* **Prompt**
Note how many lines contain "pentru" and give that number, with nothing else.

* **Given entries**

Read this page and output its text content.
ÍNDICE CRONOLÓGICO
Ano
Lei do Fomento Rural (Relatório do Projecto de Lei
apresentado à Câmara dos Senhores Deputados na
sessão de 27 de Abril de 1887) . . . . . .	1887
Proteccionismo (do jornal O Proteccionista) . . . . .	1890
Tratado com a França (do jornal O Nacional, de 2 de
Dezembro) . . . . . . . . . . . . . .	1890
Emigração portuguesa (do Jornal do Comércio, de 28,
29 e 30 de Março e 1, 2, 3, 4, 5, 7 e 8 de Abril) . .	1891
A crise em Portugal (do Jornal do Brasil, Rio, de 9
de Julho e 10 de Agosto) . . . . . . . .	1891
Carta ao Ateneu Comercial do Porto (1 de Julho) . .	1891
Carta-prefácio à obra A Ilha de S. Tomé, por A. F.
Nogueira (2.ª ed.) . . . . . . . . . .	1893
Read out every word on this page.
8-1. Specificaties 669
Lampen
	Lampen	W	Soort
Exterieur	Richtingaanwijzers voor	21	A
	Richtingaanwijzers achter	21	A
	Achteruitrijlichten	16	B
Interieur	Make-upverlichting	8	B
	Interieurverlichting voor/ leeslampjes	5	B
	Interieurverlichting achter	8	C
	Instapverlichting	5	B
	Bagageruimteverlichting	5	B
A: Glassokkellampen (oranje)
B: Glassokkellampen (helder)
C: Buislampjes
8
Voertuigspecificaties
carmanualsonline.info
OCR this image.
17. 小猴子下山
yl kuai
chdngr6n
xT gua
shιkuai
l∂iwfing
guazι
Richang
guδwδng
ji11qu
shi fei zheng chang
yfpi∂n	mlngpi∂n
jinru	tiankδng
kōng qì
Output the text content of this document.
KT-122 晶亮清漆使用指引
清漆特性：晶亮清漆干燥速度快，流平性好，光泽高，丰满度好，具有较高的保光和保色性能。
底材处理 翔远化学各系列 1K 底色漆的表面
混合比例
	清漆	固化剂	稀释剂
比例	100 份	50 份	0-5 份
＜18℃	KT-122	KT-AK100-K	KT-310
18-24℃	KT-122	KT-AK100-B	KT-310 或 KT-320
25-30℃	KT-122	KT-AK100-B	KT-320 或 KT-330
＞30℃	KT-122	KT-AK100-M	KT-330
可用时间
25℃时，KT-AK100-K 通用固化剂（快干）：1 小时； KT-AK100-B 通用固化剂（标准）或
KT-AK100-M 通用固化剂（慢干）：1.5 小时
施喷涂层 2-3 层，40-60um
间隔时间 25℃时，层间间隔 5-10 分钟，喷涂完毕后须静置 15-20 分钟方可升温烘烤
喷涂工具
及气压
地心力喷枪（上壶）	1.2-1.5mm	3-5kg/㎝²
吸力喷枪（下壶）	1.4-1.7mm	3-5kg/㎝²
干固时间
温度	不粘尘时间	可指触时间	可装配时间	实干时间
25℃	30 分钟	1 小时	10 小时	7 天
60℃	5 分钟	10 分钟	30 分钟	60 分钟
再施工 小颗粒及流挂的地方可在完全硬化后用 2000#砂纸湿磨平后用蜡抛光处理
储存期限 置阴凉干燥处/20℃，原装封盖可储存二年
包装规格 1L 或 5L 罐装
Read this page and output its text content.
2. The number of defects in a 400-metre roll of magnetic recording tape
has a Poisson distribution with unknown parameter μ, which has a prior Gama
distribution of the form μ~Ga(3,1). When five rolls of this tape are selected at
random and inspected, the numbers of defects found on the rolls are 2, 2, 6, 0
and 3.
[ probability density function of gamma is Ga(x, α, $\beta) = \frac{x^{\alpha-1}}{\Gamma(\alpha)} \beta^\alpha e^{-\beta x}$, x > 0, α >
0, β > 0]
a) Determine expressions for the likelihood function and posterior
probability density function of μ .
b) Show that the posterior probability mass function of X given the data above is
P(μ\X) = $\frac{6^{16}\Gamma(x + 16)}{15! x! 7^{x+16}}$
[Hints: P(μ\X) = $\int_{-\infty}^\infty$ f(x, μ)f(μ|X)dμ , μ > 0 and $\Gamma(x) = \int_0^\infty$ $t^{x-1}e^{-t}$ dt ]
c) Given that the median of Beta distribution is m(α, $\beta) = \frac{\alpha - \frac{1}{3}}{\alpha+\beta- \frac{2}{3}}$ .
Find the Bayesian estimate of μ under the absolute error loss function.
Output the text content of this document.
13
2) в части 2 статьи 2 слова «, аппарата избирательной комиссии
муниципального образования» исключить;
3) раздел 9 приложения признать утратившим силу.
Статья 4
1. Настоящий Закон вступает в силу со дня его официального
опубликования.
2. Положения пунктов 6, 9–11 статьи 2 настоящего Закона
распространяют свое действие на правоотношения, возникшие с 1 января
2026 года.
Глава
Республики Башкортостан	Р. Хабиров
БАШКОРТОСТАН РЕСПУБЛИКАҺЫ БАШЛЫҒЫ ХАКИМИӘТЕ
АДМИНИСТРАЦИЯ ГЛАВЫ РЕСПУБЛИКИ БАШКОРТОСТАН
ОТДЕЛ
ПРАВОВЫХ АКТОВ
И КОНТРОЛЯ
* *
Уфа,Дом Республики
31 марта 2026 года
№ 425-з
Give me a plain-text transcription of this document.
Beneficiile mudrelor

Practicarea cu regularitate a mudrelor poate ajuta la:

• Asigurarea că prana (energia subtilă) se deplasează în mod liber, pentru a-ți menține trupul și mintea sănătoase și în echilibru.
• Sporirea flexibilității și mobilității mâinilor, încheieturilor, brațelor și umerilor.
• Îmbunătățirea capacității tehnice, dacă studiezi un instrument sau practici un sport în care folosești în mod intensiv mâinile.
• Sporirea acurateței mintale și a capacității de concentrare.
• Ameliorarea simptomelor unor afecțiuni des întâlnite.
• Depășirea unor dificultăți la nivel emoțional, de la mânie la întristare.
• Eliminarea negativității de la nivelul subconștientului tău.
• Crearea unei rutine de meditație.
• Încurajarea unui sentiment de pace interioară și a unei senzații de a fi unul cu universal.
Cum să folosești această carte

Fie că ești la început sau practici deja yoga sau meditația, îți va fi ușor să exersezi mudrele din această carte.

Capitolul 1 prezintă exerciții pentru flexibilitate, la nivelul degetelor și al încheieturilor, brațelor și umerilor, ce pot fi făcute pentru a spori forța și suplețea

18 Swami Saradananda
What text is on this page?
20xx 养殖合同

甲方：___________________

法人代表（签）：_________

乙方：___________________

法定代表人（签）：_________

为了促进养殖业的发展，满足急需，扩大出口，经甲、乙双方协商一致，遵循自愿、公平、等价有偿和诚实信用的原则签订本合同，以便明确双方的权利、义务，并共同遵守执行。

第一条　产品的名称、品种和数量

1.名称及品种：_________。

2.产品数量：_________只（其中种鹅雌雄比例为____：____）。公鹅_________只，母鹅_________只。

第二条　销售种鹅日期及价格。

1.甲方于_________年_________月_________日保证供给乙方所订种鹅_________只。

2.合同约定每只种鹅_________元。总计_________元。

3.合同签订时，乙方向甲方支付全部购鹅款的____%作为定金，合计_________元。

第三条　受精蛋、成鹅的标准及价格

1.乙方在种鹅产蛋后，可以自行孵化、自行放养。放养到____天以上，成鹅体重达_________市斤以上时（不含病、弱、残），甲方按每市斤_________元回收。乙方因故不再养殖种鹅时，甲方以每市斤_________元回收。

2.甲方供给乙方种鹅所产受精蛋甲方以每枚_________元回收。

* **Answer to this task**
2